Locate every line in the records below that contains the word "test", and copy each one.

----- DATA IN THIS EXERCISE -----

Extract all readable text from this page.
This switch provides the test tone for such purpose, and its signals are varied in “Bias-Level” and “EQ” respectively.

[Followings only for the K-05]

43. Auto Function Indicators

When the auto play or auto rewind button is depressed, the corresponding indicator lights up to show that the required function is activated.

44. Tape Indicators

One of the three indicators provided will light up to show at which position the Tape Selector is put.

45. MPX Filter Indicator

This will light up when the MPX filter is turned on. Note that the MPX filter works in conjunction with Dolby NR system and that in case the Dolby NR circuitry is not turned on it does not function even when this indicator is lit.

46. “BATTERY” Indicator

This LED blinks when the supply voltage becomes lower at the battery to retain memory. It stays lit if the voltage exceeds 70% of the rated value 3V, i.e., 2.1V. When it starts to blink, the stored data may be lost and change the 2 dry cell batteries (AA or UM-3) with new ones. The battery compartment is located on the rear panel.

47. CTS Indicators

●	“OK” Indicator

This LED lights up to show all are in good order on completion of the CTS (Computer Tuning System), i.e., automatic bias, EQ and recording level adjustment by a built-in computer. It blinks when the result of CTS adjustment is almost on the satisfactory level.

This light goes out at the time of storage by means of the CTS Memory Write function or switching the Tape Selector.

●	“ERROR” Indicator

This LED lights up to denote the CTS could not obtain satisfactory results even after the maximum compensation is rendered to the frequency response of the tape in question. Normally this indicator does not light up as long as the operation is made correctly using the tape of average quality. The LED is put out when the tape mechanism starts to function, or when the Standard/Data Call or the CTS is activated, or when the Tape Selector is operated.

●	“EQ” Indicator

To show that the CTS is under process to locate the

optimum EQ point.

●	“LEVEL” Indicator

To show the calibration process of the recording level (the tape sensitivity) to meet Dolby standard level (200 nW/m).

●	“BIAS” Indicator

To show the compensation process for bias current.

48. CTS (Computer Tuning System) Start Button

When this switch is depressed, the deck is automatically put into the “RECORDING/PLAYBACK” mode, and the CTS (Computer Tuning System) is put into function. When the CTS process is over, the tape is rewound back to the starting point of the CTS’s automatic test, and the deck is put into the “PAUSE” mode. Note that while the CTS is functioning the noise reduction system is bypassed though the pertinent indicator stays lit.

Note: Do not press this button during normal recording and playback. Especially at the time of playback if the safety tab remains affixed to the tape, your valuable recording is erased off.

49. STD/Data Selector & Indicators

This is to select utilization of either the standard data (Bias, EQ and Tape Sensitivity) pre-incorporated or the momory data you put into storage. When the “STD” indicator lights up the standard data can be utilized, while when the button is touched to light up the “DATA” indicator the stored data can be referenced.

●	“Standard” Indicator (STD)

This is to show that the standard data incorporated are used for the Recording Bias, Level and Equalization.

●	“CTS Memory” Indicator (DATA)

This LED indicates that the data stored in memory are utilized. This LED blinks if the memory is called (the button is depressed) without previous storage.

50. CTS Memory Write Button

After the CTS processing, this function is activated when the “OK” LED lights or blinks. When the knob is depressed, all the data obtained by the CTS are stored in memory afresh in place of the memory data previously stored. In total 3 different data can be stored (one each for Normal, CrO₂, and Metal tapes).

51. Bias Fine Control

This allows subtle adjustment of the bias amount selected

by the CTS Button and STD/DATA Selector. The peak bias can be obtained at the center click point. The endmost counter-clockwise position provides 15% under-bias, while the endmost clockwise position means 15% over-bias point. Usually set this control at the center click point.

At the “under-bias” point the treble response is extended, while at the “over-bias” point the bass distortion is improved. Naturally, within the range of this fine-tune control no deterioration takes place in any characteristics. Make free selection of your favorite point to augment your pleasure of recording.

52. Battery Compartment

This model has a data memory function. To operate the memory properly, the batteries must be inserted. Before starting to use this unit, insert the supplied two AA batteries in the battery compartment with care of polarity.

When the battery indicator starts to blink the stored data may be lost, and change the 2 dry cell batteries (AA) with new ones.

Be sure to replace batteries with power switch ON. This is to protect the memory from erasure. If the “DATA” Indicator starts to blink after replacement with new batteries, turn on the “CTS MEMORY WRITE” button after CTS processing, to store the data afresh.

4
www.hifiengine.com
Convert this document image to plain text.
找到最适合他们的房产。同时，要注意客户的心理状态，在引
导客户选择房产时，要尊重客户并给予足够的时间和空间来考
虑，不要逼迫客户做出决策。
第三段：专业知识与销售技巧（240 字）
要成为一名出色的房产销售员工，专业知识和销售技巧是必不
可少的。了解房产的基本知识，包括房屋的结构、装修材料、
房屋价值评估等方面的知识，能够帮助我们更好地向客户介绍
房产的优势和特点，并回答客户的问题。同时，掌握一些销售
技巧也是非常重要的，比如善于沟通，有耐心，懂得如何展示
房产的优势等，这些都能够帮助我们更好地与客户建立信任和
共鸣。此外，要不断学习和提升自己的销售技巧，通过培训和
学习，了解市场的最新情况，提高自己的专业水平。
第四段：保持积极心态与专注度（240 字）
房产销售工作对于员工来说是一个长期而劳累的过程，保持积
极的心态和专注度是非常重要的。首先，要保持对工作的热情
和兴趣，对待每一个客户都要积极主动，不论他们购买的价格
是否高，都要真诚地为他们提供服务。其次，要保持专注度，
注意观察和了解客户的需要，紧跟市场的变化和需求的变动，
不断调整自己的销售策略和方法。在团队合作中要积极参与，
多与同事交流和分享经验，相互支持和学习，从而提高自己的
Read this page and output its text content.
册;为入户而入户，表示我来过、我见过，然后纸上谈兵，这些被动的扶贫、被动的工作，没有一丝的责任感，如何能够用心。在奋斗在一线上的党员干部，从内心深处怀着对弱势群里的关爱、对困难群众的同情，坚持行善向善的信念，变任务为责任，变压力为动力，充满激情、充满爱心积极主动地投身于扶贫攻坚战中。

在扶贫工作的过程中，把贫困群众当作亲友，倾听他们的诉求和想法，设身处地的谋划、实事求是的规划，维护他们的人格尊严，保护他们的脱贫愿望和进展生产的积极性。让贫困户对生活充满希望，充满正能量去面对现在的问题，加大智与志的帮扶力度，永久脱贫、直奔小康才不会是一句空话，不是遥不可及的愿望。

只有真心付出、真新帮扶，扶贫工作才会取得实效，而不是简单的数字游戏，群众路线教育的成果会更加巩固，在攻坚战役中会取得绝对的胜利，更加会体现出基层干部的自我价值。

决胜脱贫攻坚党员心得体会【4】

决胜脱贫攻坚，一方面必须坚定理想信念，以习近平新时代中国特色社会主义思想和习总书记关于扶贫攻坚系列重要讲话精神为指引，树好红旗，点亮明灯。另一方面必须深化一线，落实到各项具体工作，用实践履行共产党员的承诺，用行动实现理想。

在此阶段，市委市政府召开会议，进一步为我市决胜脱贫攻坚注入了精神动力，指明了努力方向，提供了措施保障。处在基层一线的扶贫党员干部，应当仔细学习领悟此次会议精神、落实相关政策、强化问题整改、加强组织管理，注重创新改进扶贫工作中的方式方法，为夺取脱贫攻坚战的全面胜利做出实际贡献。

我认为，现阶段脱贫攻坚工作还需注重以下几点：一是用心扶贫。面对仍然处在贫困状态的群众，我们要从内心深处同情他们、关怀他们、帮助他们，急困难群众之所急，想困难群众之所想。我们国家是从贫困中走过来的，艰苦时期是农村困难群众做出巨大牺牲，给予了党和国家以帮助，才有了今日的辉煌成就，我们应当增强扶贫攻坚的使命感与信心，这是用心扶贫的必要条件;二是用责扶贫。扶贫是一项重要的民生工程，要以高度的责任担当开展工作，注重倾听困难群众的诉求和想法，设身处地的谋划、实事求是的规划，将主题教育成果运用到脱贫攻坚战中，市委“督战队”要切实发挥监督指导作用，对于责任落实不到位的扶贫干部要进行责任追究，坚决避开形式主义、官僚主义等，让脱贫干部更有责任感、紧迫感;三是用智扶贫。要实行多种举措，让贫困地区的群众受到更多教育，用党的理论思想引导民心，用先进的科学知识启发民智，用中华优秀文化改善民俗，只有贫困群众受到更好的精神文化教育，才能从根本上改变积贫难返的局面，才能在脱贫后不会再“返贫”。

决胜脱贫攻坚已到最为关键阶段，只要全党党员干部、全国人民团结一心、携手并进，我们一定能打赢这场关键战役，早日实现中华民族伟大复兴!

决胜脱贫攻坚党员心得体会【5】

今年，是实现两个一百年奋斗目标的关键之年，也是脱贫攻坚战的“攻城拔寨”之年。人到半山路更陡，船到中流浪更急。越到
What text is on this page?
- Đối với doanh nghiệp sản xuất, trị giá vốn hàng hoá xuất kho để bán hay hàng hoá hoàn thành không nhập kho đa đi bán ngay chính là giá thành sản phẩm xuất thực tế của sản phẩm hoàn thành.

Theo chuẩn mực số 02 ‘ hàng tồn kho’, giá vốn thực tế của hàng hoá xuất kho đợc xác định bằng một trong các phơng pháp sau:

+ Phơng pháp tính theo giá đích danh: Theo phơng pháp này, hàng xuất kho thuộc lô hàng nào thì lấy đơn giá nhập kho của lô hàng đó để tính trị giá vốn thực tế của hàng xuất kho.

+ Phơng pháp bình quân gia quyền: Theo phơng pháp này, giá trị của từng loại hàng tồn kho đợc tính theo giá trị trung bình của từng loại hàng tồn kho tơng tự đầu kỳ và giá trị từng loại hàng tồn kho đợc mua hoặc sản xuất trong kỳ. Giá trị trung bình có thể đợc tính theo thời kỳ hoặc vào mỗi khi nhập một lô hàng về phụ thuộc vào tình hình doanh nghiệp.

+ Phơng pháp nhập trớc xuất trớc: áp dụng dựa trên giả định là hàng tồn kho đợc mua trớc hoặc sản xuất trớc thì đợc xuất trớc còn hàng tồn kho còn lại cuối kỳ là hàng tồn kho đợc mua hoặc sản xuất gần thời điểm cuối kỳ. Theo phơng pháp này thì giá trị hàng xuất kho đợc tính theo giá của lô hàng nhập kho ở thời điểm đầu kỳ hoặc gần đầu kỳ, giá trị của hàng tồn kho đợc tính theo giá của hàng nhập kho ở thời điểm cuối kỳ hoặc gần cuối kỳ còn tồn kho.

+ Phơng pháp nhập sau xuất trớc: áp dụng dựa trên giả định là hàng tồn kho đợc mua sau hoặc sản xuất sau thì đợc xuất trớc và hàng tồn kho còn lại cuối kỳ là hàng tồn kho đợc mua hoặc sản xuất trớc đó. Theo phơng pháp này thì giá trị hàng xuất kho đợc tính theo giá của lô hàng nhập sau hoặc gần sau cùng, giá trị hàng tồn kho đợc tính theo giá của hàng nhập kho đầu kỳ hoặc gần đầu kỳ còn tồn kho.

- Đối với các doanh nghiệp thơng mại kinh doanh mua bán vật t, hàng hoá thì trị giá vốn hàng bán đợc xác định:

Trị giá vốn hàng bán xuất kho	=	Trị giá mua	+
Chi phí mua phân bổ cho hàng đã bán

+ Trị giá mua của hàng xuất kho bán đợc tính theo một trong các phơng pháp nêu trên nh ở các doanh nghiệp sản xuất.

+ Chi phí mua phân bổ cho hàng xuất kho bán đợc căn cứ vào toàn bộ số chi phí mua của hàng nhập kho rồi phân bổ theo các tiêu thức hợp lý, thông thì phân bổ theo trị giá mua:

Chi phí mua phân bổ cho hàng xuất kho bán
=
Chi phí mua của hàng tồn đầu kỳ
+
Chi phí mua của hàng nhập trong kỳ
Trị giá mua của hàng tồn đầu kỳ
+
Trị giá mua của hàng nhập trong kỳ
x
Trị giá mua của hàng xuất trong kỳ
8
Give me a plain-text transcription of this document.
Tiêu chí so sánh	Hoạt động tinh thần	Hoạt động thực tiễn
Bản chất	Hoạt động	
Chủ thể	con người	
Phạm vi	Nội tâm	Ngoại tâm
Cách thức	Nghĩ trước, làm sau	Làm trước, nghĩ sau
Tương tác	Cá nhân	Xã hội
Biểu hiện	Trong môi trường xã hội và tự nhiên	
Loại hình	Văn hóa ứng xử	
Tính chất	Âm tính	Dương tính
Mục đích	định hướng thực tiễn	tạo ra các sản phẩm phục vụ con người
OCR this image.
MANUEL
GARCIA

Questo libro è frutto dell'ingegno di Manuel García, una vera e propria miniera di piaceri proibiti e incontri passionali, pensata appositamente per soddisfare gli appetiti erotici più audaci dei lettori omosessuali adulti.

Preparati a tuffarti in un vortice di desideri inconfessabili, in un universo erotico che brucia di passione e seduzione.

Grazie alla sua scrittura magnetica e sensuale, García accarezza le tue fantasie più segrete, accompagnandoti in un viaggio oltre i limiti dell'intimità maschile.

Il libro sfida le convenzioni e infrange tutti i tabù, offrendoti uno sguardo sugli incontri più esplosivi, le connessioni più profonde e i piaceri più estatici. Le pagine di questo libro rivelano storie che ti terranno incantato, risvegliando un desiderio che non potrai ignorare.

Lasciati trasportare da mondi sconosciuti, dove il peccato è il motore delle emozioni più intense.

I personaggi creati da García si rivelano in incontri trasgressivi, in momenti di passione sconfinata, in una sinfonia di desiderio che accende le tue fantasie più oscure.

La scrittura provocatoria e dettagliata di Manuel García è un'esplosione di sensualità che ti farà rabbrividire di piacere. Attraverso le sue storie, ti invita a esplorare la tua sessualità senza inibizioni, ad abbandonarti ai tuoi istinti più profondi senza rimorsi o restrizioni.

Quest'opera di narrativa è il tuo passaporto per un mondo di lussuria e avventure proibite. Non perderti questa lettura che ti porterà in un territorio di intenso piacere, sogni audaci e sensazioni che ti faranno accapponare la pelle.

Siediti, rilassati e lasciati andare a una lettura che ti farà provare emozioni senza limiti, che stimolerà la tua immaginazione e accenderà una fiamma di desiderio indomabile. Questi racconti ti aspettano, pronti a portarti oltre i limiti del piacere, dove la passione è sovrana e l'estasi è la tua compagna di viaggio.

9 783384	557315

-----

*COMPLETE ANSWER:*
This switch provides the test tone for such purpose, and its signals are varied in “Bias-Level” and “EQ” respectively.
When this switch is depressed, the deck is automatically put into the “RECORDING/PLAYBACK” mode, and the CTS (Computer Tuning System) is put into function. When the CTS process is over, the tape is rewound back to the starting point of the CTS’s automatic test, and the deck is put into the “PAUSE” mode. Note that while the CTS is functioning the noise reduction system is bypassed though the pertinent indicator stays lit.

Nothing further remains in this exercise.